Task objective:
The material below should be written out in full and exactly; pictures stay out of the copy.

--------------------------------------------------

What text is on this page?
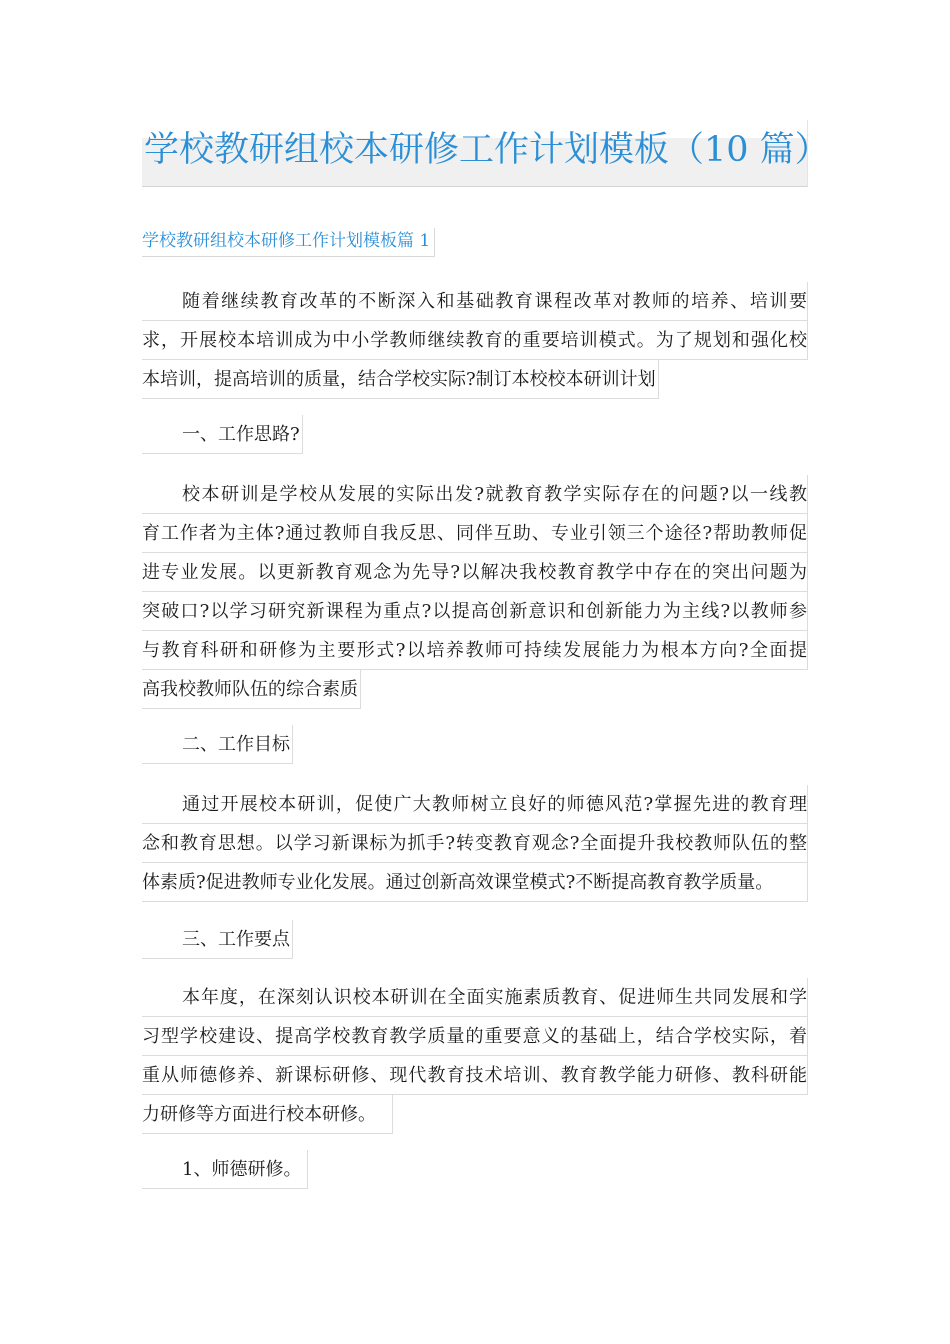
学校教研组校本研修工作计划模板（10 篇）
学校教研组校本研修工作计划模板篇 1
随着继续教育改革的不断深入和基础教育课程改革对教师的培养、培训要
求，开展校本培训成为中小学教师继续教育的重要培训模式。为了规划和强化校
本培训，提高培训的质量，结合学校实际?制订本校校本研训计划
一、工作思路?
校本研训是学校从发展的实际出发?就教育教学实际存在的问题?以一线教
育工作者为主体?通过教师自我反思、同伴互助、专业引领三个途径?帮助教师促
进专业发展。以更新教育观念为先导?以解决我校教育教学中存在的突出问题为
突破口?以学习研究新课程为重点?以提高创新意识和创新能力为主线?以教师参
与教育科研和研修为主要形式?以培养教师可持续发展能力为根本方向?全面提
高我校教师队伍的综合素质
二、工作目标
通过开展校本研训，促使广大教师树立良好的师德风范?掌握先进的教育理
念和教育思想。以学习新课标为抓手?转变教育观念?全面提升我校教师队伍的整
体素质?促进教师专业化发展。通过创新高效课堂模式?不断提高教育教学质量。
三、工作要点
本年度，在深刻认识校本研训在全面实施素质教育、促进师生共同发展和学
习型学校建设、提高学校教育教学质量的重要意义的基础上，结合学校实际，着
重从师德修养、新课标研修、现代教育技术培训、教育教学能力研修、教科研能
力研修等方面进行校本研修。
1、师德研修。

--------------------------------------------------

Reply to the exercise:
What text is on this page?
学校教研组校本研修工作计划模板（10 篇）
学校教研组校本研修工作计划模板篇 1
随着继续教育改革的不断深入和基础教育课程改革对教师的培养、培训要
求，开展校本培训成为中小学教师继续教育的重要培训模式。为了规划和强化校
本培训，提高培训的质量，结合学校实际?制订本校校本研训计划
一、工作思路?
校本研训是学校从发展的实际出发?就教育教学实际存在的问题?以一线教
育工作者为主体?通过教师自我反思、同伴互助、专业引领三个途径?帮助教师促
进专业发展。以更新教育观念为先导?以解决我校教育教学中存在的突出问题为
突破口?以学习研究新课程为重点?以提高创新意识和创新能力为主线?以教师参
与教育科研和研修为主要形式?以培养教师可持续发展能力为根本方向?全面提
高我校教师队伍的综合素质
二、工作目标
通过开展校本研训，促使广大教师树立良好的师德风范?掌握先进的教育理
念和教育思想。以学习新课标为抓手?转变教育观念?全面提升我校教师队伍的整
体素质?促进教师专业化发展。通过创新高效课堂模式?不断提高教育教学质量。
三、工作要点
本年度，在深刻认识校本研训在全面实施素质教育、促进师生共同发展和学
习型学校建设、提高学校教育教学质量的重要意义的基础上，结合学校实际，着
重从师德修养、新课标研修、现代教育技术培训、教育教学能力研修、教科研能
力研修等方面进行校本研修。
1、师德研修。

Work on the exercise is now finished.